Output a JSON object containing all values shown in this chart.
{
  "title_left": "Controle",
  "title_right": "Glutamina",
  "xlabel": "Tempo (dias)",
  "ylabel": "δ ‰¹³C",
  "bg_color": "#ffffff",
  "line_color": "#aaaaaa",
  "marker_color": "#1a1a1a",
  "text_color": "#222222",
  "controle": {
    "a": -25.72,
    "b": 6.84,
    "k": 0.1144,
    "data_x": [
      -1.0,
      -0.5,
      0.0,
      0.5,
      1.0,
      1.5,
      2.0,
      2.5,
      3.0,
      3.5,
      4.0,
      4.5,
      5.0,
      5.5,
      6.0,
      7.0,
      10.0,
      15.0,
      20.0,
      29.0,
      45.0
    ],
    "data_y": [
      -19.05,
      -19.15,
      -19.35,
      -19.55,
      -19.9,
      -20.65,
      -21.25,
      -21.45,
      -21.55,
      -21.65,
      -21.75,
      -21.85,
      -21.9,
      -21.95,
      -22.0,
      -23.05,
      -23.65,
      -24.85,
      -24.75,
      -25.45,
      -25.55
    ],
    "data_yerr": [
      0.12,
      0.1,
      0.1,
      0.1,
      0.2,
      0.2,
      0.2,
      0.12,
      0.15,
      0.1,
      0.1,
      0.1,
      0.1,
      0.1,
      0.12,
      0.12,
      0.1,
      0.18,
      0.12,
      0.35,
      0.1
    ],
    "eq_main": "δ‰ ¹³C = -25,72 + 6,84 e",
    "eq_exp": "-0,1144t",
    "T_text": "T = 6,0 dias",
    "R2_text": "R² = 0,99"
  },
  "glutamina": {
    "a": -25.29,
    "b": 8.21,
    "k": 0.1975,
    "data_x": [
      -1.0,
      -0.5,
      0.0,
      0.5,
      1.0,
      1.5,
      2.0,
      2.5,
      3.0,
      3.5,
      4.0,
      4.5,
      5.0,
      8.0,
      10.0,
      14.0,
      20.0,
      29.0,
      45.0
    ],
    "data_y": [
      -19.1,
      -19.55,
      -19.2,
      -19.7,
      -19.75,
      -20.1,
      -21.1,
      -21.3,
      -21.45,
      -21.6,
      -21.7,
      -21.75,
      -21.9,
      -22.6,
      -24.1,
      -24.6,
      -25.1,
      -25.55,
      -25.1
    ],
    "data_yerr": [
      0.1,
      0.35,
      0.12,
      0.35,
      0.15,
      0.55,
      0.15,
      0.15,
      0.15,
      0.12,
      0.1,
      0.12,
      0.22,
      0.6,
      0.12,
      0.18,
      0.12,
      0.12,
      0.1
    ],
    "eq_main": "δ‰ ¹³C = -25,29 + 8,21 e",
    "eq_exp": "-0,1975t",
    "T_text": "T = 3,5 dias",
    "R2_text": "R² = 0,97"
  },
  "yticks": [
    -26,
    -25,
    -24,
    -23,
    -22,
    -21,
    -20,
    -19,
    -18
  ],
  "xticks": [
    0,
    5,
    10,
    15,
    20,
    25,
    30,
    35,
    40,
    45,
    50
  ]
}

#### Required work:
Write out the full set of records exactly as given.

#### Task answer:
Output a JSON object containing all values shown in this chart.
{
  "title_left": "Controle",
  "title_right": "Glutamina",
  "xlabel": "Tempo (dias)",
  "ylabel": "δ ‰¹³C",
  "bg_color": "#ffffff",
  "line_color": "#aaaaaa",
  "marker_color": "#1a1a1a",
  "text_color": "#222222",
  "controle": {
    "a": -25.72,
    "b": 6.84,
    "k": 0.1144,
    "data_x": [
      -1.0,
      -0.5,
      0.0,
      0.5,
      1.0,
      1.5,
      2.0,
      2.5,
      3.0,
      3.5,
      4.0,
      4.5,
      5.0,
      5.5,
      6.0,
      7.0,
      10.0,
      15.0,
      20.0,
      29.0,
      45.0
    ],
    "data_y": [
      -19.05,
      -19.15,
      -19.35,
      -19.55,
      -19.9,
      -20.65,
      -21.25,
      -21.45,
      -21.55,
      -21.65,
      -21.75,
      -21.85,
      -21.9,
      -21.95,
      -22.0,
      -23.05,
      -23.65,
      -24.85,
      -24.75,
      -25.45,
      -25.55
    ],
    "data_yerr": [
      0.12,
      0.1,
      0.1,
      0.1,
      0.2,
      0.2,
      0.2,
      0.12,
      0.15,
      0.1,
      0.1,
      0.1,
      0.1,
      0.1,
      0.12,
      0.12,
      0.1,
      0.18,
      0.12,
      0.35,
      0.1
    ],
    "eq_main": "δ‰ ¹³C = -25,72 + 6,84 e",
    "eq_exp": "-0,1144t",
    "T_text": "T = 6,0 dias",
    "R2_text": "R² = 0,99"
  },
  "glutamina": {
    "a": -25.29,
    "b": 8.21,
    "k": 0.1975,
    "data_x": [
      -1.0,
      -0.5,
      0.0,
      0.5,
      1.0,
      1.5,
      2.0,
      2.5,
      3.0,
      3.5,
      4.0,
      4.5,
      5.0,
      8.0,
      10.0,
      14.0,
      20.0,
      29.0,
      45.0
    ],
    "data_y": [
      -19.1,
      -19.55,
      -19.2,
      -19.7,
      -19.75,
      -20.1,
      -21.1,
      -21.3,
      -21.45,
      -21.6,
      -21.7,
      -21.75,
      -21.9,
      -22.6,
      -24.1,
      -24.6,
      -25.1,
      -25.55,
      -25.1
    ],
    "data_yerr": [
      0.1,
      0.35,
      0.12,
      0.35,
      0.15,
      0.55,
      0.15,
      0.15,
      0.15,
      0.12,
      0.1,
      0.12,
      0.22,
      0.6,
      0.12,
      0.18,
      0.12,
      0.12,
      0.1
    ],
    "eq_main": "δ‰ ¹³C = -25,29 + 8,21 e",
    "eq_exp": "-0,1975t",
    "T_text": "T = 3,5 dias",
    "R2_text": "R² = 0,97"
  },
  "yticks": [
    -26,
    -25,
    -24,
    -23,
    -22,
    -21,
    -20,
    -19,
    -18
  ],
  "xticks": [
    0,
    5,
    10,
    15,
    20,
    25,
    30,
    35,
    40,
    45,
    50
  ]
}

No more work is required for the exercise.